What is required
Copy out every one of the rows below verbatim, line for line, without changing anything.

Records for the exercise

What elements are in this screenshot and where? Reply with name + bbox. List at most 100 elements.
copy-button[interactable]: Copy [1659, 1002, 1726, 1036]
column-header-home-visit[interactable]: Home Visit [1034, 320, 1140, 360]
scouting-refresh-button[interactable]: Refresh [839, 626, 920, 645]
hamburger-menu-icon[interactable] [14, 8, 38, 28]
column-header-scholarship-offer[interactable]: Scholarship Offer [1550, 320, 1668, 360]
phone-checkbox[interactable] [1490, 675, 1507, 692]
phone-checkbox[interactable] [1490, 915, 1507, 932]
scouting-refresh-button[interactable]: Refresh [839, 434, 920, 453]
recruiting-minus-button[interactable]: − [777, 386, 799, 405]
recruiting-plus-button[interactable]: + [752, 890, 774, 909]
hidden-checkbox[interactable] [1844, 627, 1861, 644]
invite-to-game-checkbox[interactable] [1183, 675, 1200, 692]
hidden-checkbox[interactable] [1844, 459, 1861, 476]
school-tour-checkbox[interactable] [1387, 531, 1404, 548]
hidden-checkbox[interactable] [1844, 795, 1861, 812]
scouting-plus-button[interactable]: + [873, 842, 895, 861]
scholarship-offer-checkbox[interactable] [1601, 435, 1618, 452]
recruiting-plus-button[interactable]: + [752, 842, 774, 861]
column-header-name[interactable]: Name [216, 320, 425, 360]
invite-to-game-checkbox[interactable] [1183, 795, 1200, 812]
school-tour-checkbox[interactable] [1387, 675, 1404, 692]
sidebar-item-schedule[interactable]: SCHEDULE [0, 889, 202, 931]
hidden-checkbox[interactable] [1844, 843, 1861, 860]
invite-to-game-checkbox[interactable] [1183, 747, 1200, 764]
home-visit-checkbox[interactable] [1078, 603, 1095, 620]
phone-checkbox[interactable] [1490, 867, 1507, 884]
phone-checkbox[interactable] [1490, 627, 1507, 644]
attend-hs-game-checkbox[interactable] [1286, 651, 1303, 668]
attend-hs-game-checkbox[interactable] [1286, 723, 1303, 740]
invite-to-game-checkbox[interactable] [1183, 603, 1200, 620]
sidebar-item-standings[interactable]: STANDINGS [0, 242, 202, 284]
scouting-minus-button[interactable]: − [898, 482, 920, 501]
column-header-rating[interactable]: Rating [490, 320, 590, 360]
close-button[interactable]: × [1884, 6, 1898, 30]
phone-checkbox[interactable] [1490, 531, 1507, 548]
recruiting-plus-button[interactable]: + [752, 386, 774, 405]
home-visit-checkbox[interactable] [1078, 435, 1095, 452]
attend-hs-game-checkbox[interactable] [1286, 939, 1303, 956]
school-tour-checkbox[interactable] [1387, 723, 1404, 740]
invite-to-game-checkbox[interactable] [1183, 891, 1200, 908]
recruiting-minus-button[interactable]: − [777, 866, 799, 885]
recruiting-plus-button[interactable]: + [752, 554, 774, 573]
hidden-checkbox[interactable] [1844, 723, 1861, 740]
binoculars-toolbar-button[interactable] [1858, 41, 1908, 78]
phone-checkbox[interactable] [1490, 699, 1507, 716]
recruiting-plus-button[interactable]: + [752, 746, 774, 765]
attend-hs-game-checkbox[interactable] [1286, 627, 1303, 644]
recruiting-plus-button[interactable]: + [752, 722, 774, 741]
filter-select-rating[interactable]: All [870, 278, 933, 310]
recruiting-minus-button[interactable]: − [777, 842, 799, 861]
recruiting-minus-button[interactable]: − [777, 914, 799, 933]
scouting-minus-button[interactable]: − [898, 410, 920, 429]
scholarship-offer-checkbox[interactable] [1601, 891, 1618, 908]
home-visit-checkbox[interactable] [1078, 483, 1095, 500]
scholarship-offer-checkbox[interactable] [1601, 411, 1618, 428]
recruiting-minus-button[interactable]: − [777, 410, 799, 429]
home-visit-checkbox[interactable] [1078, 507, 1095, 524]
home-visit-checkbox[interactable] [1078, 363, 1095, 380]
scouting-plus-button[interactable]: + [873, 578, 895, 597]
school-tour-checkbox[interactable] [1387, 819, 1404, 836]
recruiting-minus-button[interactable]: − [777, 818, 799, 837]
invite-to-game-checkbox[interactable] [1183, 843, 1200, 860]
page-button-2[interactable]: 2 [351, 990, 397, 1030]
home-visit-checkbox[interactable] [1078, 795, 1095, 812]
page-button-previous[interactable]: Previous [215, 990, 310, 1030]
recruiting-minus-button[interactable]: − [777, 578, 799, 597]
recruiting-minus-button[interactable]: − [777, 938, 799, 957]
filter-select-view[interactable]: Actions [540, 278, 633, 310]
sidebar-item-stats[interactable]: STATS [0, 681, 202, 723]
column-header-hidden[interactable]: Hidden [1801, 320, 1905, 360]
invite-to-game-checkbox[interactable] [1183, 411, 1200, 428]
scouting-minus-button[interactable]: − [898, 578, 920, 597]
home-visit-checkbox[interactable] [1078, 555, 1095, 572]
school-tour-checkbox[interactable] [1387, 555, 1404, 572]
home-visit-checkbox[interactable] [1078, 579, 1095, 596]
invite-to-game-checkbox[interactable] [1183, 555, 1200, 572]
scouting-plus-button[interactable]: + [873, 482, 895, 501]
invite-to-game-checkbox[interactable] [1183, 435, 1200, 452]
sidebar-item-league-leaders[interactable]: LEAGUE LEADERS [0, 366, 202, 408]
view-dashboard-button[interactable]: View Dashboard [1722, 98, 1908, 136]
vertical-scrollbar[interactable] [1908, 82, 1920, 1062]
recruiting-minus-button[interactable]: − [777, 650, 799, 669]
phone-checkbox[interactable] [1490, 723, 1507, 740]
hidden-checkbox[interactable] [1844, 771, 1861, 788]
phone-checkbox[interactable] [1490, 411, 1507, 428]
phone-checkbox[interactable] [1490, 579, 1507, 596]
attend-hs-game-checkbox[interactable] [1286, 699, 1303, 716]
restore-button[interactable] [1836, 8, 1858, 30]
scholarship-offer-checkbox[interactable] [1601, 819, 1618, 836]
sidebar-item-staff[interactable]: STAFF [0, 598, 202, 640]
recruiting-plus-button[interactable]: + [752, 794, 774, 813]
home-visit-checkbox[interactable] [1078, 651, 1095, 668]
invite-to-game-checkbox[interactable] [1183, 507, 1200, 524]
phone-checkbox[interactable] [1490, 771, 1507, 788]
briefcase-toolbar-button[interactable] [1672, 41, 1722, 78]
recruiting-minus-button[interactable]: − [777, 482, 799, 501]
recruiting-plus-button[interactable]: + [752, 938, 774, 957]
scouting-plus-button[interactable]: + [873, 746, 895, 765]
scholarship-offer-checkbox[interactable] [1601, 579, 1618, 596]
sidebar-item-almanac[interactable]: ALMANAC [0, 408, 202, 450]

Exercise answer
What elements are in this screenshot and where? Reply with name + bbox. List at most 100 elements.
copy-button[interactable]: Copy [1659, 1002, 1726, 1036]
column-header-home-visit[interactable]: Home Visit [1034, 320, 1140, 360]
scouting-refresh-button[interactable]: Refresh [839, 626, 920, 645]
hamburger-menu-icon[interactable] [14, 8, 38, 28]
column-header-scholarship-offer[interactable]: Scholarship Offer [1550, 320, 1668, 360]
phone-checkbox[interactable] [1490, 675, 1507, 692]
phone-checkbox[interactable] [1490, 915, 1507, 932]
scouting-refresh-button[interactable]: Refresh [839, 434, 920, 453]
recruiting-minus-button[interactable]: − [777, 386, 799, 405]
recruiting-plus-button[interactable]: + [752, 890, 774, 909]
hidden-checkbox[interactable] [1844, 627, 1861, 644]
invite-to-game-checkbox[interactable] [1183, 675, 1200, 692]
hidden-checkbox[interactable] [1844, 459, 1861, 476]
school-tour-checkbox[interactable] [1387, 531, 1404, 548]
hidden-checkbox[interactable] [1844, 795, 1861, 812]
scouting-plus-button[interactable]: + [873, 842, 895, 861]
scholarship-offer-checkbox[interactable] [1601, 435, 1618, 452]
recruiting-plus-button[interactable]: + [752, 842, 774, 861]
column-header-name[interactable]: Name [216, 320, 425, 360]
invite-to-game-checkbox[interactable] [1183, 795, 1200, 812]
school-tour-checkbox[interactable] [1387, 675, 1404, 692]
sidebar-item-schedule[interactable]: SCHEDULE [0, 889, 202, 931]
hidden-checkbox[interactable] [1844, 843, 1861, 860]
invite-to-game-checkbox[interactable] [1183, 747, 1200, 764]
home-visit-checkbox[interactable] [1078, 603, 1095, 620]
phone-checkbox[interactable] [1490, 867, 1507, 884]
phone-checkbox[interactable] [1490, 627, 1507, 644]
attend-hs-game-checkbox[interactable] [1286, 651, 1303, 668]
attend-hs-game-checkbox[interactable] [1286, 723, 1303, 740]
invite-to-game-checkbox[interactable] [1183, 603, 1200, 620]
sidebar-item-standings[interactable]: STANDINGS [0, 242, 202, 284]
scouting-minus-button[interactable]: − [898, 482, 920, 501]
column-header-rating[interactable]: Rating [490, 320, 590, 360]
close-button[interactable]: × [1884, 6, 1898, 30]
phone-checkbox[interactable] [1490, 531, 1507, 548]
recruiting-plus-button[interactable]: + [752, 386, 774, 405]
home-visit-checkbox[interactable] [1078, 435, 1095, 452]
attend-hs-game-checkbox[interactable] [1286, 939, 1303, 956]
school-tour-checkbox[interactable] [1387, 723, 1404, 740]
invite-to-game-checkbox[interactable] [1183, 891, 1200, 908]
recruiting-minus-button[interactable]: − [777, 866, 799, 885]
recruiting-plus-button[interactable]: + [752, 554, 774, 573]
hidden-checkbox[interactable] [1844, 723, 1861, 740]
binoculars-toolbar-button[interactable] [1858, 41, 1908, 78]
phone-checkbox[interactable] [1490, 699, 1507, 716]
recruiting-plus-button[interactable]: + [752, 746, 774, 765]
attend-hs-game-checkbox[interactable] [1286, 627, 1303, 644]
recruiting-plus-button[interactable]: + [752, 722, 774, 741]
filter-select-rating[interactable]: All [870, 278, 933, 310]
recruiting-minus-button[interactable]: − [777, 842, 799, 861]
recruiting-minus-button[interactable]: − [777, 914, 799, 933]
scouting-minus-button[interactable]: − [898, 410, 920, 429]
scholarship-offer-checkbox[interactable] [1601, 891, 1618, 908]
home-visit-checkbox[interactable] [1078, 483, 1095, 500]
scholarship-offer-checkbox[interactable] [1601, 411, 1618, 428]
recruiting-minus-button[interactable]: − [777, 410, 799, 429]
home-visit-checkbox[interactable] [1078, 507, 1095, 524]
home-visit-checkbox[interactable] [1078, 363, 1095, 380]
scouting-plus-button[interactable]: + [873, 578, 895, 597]
school-tour-checkbox[interactable] [1387, 819, 1404, 836]
recruiting-minus-button[interactable]: − [777, 818, 799, 837]
invite-to-game-checkbox[interactable] [1183, 843, 1200, 860]
page-button-2[interactable]: 2 [351, 990, 397, 1030]
home-visit-checkbox[interactable] [1078, 795, 1095, 812]
page-button-previous[interactable]: Previous [215, 990, 310, 1030]
recruiting-minus-button[interactable]: − [777, 578, 799, 597]
recruiting-minus-button[interactable]: − [777, 938, 799, 957]
filter-select-view[interactable]: Actions [540, 278, 633, 310]
sidebar-item-stats[interactable]: STATS [0, 681, 202, 723]
column-header-hidden[interactable]: Hidden [1801, 320, 1905, 360]
invite-to-game-checkbox[interactable] [1183, 411, 1200, 428]
scouting-minus-button[interactable]: − [898, 578, 920, 597]
home-visit-checkbox[interactable] [1078, 555, 1095, 572]
school-tour-checkbox[interactable] [1387, 555, 1404, 572]
home-visit-checkbox[interactable] [1078, 579, 1095, 596]
invite-to-game-checkbox[interactable] [1183, 555, 1200, 572]
scouting-plus-button[interactable]: + [873, 482, 895, 501]
invite-to-game-checkbox[interactable] [1183, 435, 1200, 452]
sidebar-item-league-leaders[interactable]: LEAGUE LEADERS [0, 366, 202, 408]
view-dashboard-button[interactable]: View Dashboard [1722, 98, 1908, 136]
vertical-scrollbar[interactable] [1908, 82, 1920, 1062]
recruiting-minus-button[interactable]: − [777, 650, 799, 669]
phone-checkbox[interactable] [1490, 723, 1507, 740]
hidden-checkbox[interactable] [1844, 771, 1861, 788]
phone-checkbox[interactable] [1490, 411, 1507, 428]
phone-checkbox[interactable] [1490, 579, 1507, 596]
attend-hs-game-checkbox[interactable] [1286, 699, 1303, 716]
restore-button[interactable] [1836, 8, 1858, 30]
scholarship-offer-checkbox[interactable] [1601, 819, 1618, 836]
sidebar-item-staff[interactable]: STAFF [0, 598, 202, 640]
recruiting-plus-button[interactable]: + [752, 794, 774, 813]
home-visit-checkbox[interactable] [1078, 651, 1095, 668]
invite-to-game-checkbox[interactable] [1183, 507, 1200, 524]
phone-checkbox[interactable] [1490, 771, 1507, 788]
briefcase-toolbar-button[interactable] [1672, 41, 1722, 78]
recruiting-minus-button[interactable]: − [777, 482, 799, 501]
recruiting-plus-button[interactable]: + [752, 938, 774, 957]
scouting-plus-button[interactable]: + [873, 746, 895, 765]
scholarship-offer-checkbox[interactable] [1601, 579, 1618, 596]
sidebar-item-almanac[interactable]: ALMANAC [0, 408, 202, 450]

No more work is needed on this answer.